## TASK STATEMENT
Extract each line of the data and write it out again exactly.

[Dataset listings of figures]
◆ ◆ ◆ ◆ ◆ ◆ ◆
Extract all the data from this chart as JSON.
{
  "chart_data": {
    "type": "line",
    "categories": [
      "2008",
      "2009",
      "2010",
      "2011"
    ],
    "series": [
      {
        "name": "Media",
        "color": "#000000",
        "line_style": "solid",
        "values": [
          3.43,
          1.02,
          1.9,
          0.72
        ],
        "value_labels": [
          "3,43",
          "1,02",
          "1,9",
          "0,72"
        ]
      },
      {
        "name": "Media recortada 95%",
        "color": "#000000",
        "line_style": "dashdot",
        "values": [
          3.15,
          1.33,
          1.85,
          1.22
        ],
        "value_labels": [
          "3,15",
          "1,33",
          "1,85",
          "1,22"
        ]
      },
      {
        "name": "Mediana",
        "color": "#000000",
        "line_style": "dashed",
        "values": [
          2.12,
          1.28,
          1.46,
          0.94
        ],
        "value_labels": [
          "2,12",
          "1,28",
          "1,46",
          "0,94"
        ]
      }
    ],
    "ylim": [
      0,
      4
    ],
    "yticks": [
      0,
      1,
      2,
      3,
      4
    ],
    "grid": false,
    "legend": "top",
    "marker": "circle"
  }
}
◆ ◆ ◆ ◆ ◆ ◆ ◆
## ANSWER IN FULL
Extract all the data from this chart as JSON.
{
  "chart_data": {
    "type": "line",
    "categories": [
      "2008",
      "2009",
      "2010",
      "2011"
    ],
    "series": [
      {
        "name": "Media",
        "color": "#000000",
        "line_style": "solid",
        "values": [
          3.43,
          1.02,
          1.9,
          0.72
        ],
        "value_labels": [
          "3,43",
          "1,02",
          "1,9",
          "0,72"
        ]
      },
      {
        "name": "Media recortada 95%",
        "color": "#000000",
        "line_style": "dashdot",
        "values": [
          3.15,
          1.33,
          1.85,
          1.22
        ],
        "value_labels": [
          "3,15",
          "1,33",
          "1,85",
          "1,22"
        ]
      },
      {
        "name": "Mediana",
        "color": "#000000",
        "line_style": "dashed",
        "values": [
          2.12,
          1.28,
          1.46,
          0.94
        ],
        "value_labels": [
          "2,12",
          "1,28",
          "1,46",
          "0,94"
        ]
      }
    ],
    "ylim": [
      0,
      4
    ],
    "yticks": [
      0,
      1,
      2,
      3,
      4
    ],
    "grid": false,
    "legend": "top",
    "marker": "circle"
  }
}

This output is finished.